(Annotated element listings)
'''

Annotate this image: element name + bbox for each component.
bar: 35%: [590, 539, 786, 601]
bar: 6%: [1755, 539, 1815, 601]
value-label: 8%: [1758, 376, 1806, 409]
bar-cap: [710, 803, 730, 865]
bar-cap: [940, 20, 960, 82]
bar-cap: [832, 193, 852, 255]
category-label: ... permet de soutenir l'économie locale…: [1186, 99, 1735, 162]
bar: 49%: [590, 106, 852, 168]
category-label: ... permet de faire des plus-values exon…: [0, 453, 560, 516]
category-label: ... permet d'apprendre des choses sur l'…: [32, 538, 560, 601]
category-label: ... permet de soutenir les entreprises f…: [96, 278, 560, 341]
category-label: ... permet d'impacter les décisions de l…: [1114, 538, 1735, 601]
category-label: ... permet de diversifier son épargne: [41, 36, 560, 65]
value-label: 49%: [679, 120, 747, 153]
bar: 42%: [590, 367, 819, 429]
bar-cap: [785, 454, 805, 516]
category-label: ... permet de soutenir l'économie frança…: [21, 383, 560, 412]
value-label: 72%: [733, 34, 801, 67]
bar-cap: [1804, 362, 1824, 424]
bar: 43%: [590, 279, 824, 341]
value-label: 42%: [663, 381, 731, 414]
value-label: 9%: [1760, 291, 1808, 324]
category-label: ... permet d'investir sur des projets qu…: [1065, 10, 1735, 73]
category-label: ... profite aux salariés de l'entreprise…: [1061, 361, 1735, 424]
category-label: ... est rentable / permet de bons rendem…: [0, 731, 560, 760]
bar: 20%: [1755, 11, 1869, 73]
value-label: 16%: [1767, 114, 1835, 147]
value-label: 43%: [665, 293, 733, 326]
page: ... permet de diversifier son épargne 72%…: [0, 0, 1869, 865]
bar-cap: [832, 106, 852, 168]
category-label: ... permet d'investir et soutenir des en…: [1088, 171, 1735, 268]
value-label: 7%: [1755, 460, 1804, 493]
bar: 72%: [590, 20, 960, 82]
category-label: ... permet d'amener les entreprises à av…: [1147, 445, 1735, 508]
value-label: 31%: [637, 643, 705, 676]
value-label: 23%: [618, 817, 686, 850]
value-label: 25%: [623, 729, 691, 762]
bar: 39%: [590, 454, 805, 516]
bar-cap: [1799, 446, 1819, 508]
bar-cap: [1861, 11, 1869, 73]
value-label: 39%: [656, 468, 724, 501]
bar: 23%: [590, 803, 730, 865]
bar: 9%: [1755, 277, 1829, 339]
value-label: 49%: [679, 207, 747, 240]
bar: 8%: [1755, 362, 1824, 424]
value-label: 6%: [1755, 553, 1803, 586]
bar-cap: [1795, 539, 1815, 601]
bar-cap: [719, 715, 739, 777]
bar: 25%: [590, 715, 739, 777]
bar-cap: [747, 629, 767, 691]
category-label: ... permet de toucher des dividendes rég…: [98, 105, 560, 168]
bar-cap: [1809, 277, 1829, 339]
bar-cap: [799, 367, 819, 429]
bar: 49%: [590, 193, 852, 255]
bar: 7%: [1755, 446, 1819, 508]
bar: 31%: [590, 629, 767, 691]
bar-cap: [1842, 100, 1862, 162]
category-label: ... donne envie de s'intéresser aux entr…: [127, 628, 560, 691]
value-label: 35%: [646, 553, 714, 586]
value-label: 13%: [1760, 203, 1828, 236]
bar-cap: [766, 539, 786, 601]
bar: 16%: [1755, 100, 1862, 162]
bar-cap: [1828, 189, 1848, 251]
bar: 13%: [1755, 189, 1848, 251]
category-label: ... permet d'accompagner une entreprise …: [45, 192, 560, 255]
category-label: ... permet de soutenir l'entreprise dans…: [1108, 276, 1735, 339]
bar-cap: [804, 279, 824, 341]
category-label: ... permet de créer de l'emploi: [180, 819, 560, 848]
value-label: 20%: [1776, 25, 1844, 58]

'''

• **Exercise directions**: Retype every line of the data above with no changes at all.

• **Completed task**:
Annotate this image: element name + bbox for each component.
bar: 35%: [590, 539, 786, 601]
bar: 6%: [1755, 539, 1815, 601]
value-label: 8%: [1758, 376, 1806, 409]
bar-cap: [710, 803, 730, 865]
bar-cap: [940, 20, 960, 82]
bar-cap: [832, 193, 852, 255]
category-label: ... permet de soutenir l'économie locale…: [1186, 99, 1735, 162]
bar: 49%: [590, 106, 852, 168]
category-label: ... permet de faire des plus-values exon…: [0, 453, 560, 516]
category-label: ... permet d'apprendre des choses sur l'…: [32, 538, 560, 601]
category-label: ... permet de soutenir les entreprises f…: [96, 278, 560, 341]
category-label: ... permet d'impacter les décisions de l…: [1114, 538, 1735, 601]
category-label: ... permet de diversifier son épargne: [41, 36, 560, 65]
value-label: 49%: [679, 120, 747, 153]
bar: 42%: [590, 367, 819, 429]
bar-cap: [785, 454, 805, 516]
category-label: ... permet de soutenir l'économie frança…: [21, 383, 560, 412]
value-label: 72%: [733, 34, 801, 67]
bar-cap: [1804, 362, 1824, 424]
bar: 43%: [590, 279, 824, 341]
value-label: 42%: [663, 381, 731, 414]
value-label: 9%: [1760, 291, 1808, 324]
category-label: ... permet d'investir sur des projets qu…: [1065, 10, 1735, 73]
category-label: ... profite aux salariés de l'entreprise…: [1061, 361, 1735, 424]
category-label: ... est rentable / permet de bons rendem…: [0, 731, 560, 760]
bar: 20%: [1755, 11, 1869, 73]
value-label: 16%: [1767, 114, 1835, 147]
value-label: 43%: [665, 293, 733, 326]
page: ... permet de diversifier son épargne 72%…: [0, 0, 1869, 865]
bar-cap: [832, 106, 852, 168]
category-label: ... permet d'investir et soutenir des en…: [1088, 171, 1735, 268]
value-label: 7%: [1755, 460, 1804, 493]
bar: 72%: [590, 20, 960, 82]
category-label: ... permet d'amener les entreprises à av…: [1147, 445, 1735, 508]
value-label: 31%: [637, 643, 705, 676]
value-label: 23%: [618, 817, 686, 850]
value-label: 25%: [623, 729, 691, 762]
bar: 39%: [590, 454, 805, 516]
bar-cap: [1799, 446, 1819, 508]
bar-cap: [1861, 11, 1869, 73]
value-label: 39%: [656, 468, 724, 501]
bar: 23%: [590, 803, 730, 865]
bar: 9%: [1755, 277, 1829, 339]
value-label: 49%: [679, 207, 747, 240]
bar: 8%: [1755, 362, 1824, 424]
value-label: 6%: [1755, 553, 1803, 586]
bar-cap: [1795, 539, 1815, 601]
bar-cap: [719, 715, 739, 777]
bar: 25%: [590, 715, 739, 777]
bar-cap: [747, 629, 767, 691]
category-label: ... permet de toucher des dividendes rég…: [98, 105, 560, 168]
bar-cap: [1809, 277, 1829, 339]
bar-cap: [799, 367, 819, 429]
bar: 49%: [590, 193, 852, 255]
bar: 7%: [1755, 446, 1819, 508]
bar: 31%: [590, 629, 767, 691]
bar-cap: [1842, 100, 1862, 162]
category-label: ... donne envie de s'intéresser aux entr…: [127, 628, 560, 691]
value-label: 35%: [646, 553, 714, 586]
value-label: 13%: [1760, 203, 1828, 236]
bar-cap: [766, 539, 786, 601]
bar: 16%: [1755, 100, 1862, 162]
bar-cap: [1828, 189, 1848, 251]
bar: 13%: [1755, 189, 1848, 251]
category-label: ... permet d'accompagner une entreprise …: [45, 192, 560, 255]
category-label: ... permet de soutenir l'entreprise dans…: [1108, 276, 1735, 339]
bar-cap: [804, 279, 824, 341]
category-label: ... permet de créer de l'emploi: [180, 819, 560, 848]
value-label: 20%: [1776, 25, 1844, 58]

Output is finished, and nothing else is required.